GOAL:
Collect all lines containing the word "Covers" from the data.

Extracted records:

--------------------------------------------------

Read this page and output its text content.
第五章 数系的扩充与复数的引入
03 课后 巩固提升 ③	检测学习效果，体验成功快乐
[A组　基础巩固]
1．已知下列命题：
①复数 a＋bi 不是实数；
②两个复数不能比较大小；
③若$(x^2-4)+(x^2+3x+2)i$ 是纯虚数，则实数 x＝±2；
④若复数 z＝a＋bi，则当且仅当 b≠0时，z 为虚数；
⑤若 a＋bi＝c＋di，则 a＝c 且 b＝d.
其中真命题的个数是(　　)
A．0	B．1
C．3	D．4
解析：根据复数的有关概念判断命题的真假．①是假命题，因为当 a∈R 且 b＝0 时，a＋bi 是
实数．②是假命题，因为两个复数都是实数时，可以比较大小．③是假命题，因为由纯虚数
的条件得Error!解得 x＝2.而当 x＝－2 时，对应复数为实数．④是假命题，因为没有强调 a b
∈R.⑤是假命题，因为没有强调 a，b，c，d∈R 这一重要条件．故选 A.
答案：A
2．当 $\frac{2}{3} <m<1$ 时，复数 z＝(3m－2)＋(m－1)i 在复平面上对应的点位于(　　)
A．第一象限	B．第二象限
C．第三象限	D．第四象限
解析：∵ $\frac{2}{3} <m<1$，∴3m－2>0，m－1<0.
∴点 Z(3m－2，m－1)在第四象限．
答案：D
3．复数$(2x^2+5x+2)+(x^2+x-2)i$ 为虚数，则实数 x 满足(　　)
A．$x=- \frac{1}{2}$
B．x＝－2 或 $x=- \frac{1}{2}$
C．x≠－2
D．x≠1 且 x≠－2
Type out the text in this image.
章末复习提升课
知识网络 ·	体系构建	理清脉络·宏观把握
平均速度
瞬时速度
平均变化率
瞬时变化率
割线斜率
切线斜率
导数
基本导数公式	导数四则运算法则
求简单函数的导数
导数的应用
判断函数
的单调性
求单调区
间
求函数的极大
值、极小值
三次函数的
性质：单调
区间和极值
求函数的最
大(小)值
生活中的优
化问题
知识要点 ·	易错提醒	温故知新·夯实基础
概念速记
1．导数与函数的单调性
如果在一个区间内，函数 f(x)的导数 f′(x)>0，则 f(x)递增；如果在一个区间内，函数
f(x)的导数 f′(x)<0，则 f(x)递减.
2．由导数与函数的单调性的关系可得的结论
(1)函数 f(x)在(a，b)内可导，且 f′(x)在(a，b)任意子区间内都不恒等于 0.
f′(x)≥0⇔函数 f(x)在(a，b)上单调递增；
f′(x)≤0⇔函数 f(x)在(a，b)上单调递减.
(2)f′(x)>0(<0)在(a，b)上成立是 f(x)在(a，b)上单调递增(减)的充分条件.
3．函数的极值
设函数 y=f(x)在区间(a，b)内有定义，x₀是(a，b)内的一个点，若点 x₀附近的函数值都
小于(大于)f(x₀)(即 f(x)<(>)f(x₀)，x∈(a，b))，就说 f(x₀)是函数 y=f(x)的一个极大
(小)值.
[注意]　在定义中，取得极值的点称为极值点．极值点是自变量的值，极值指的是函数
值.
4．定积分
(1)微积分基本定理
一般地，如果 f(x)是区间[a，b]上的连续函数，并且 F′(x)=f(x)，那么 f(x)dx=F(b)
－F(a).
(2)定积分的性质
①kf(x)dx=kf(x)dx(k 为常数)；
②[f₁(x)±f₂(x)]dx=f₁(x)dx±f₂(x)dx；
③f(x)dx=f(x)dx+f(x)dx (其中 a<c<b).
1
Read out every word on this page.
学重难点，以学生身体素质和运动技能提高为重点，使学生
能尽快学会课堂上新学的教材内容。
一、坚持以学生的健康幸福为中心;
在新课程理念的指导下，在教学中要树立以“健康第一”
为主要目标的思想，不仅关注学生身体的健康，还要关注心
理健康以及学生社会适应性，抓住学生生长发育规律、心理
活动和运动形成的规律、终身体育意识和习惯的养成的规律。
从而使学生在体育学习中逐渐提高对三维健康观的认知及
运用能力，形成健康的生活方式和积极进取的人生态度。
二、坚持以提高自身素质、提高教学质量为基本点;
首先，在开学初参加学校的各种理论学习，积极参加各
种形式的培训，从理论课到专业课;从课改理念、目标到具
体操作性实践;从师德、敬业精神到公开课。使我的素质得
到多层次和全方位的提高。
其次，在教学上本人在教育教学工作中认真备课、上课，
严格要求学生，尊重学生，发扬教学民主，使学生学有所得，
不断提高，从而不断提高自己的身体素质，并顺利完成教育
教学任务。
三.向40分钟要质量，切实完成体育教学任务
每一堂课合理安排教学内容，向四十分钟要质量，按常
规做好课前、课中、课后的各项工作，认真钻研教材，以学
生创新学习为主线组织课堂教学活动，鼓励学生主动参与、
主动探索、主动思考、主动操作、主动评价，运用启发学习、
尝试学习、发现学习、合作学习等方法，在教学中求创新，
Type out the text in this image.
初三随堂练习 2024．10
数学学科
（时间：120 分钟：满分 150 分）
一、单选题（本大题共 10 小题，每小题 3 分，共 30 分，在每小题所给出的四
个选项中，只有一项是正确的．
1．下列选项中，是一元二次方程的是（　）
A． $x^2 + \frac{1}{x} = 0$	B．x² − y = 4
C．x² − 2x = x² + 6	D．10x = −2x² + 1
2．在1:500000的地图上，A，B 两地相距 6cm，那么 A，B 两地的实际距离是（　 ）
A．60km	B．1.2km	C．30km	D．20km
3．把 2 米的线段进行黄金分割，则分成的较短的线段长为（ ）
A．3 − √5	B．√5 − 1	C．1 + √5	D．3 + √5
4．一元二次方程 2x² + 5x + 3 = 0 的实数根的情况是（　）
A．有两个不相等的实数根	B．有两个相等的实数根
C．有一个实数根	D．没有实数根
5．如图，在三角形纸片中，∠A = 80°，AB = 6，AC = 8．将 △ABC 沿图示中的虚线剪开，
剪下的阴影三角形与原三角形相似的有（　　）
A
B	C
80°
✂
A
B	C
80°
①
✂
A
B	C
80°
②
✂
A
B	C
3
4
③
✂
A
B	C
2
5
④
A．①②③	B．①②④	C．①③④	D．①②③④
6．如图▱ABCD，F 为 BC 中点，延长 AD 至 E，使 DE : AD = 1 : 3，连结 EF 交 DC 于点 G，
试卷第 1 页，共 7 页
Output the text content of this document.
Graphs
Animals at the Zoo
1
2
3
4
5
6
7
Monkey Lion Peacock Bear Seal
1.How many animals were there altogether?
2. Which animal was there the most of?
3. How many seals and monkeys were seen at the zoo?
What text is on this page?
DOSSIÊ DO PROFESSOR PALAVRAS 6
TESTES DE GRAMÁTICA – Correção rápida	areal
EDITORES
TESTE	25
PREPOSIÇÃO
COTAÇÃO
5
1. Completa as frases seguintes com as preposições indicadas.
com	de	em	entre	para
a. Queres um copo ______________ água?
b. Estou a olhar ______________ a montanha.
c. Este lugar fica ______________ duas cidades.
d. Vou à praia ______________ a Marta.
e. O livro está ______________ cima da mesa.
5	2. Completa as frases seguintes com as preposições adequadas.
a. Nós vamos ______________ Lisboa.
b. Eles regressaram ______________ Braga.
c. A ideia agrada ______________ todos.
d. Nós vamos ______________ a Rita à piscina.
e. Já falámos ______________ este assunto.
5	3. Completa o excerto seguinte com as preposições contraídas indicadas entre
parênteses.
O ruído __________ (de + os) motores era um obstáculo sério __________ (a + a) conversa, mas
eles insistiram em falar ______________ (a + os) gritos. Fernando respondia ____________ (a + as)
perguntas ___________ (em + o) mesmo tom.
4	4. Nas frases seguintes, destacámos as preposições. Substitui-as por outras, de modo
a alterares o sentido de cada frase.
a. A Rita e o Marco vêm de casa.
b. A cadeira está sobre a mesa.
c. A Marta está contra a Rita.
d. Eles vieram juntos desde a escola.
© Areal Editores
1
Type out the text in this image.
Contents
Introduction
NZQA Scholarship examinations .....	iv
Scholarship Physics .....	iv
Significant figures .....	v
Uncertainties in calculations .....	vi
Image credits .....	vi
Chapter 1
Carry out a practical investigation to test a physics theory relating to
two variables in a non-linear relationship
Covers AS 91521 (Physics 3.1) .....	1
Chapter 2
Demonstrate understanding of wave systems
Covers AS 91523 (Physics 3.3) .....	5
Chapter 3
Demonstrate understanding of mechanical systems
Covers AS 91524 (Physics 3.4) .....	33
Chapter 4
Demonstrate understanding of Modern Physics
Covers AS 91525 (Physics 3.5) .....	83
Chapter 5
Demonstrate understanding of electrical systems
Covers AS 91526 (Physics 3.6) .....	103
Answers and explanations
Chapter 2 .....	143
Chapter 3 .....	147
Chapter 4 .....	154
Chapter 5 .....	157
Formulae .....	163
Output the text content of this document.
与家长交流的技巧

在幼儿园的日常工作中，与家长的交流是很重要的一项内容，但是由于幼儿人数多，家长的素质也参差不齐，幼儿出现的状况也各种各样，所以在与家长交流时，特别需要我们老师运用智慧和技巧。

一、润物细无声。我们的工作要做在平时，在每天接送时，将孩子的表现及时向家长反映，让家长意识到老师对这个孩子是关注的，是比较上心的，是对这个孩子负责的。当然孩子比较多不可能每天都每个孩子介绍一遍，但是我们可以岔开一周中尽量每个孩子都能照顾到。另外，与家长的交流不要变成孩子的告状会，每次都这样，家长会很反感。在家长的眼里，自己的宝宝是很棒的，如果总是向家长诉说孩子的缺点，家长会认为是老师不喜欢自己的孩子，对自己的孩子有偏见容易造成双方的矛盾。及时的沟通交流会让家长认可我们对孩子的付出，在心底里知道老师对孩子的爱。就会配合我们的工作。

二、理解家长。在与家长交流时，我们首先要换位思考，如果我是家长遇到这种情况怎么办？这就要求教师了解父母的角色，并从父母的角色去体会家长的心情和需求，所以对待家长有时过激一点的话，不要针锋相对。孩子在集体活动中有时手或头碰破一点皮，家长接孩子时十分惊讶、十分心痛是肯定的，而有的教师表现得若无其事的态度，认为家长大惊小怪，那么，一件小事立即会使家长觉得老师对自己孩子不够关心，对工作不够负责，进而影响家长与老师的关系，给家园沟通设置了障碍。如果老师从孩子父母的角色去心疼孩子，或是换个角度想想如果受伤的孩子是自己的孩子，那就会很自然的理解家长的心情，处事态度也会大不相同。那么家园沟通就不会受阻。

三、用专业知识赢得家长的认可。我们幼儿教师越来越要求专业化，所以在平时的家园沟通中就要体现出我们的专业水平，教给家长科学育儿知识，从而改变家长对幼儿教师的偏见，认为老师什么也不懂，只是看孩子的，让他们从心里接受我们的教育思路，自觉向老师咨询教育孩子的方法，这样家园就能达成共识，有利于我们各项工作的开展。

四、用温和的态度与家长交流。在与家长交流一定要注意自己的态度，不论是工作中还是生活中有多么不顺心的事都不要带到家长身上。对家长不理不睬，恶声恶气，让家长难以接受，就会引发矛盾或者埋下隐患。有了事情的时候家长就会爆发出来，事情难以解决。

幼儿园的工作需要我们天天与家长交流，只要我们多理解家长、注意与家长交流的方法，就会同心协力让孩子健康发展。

--------------------------------------------------

TASK OUTPUT:
Covers AS 91521 (Physics 3.1) .....	1
Covers AS 91523 (Physics 3.3) .....	5
Covers AS 91524 (Physics 3.4) .....	33
Covers AS 91525 (Physics 3.5) .....	83
Covers AS 91526 (Physics 3.6) .....	103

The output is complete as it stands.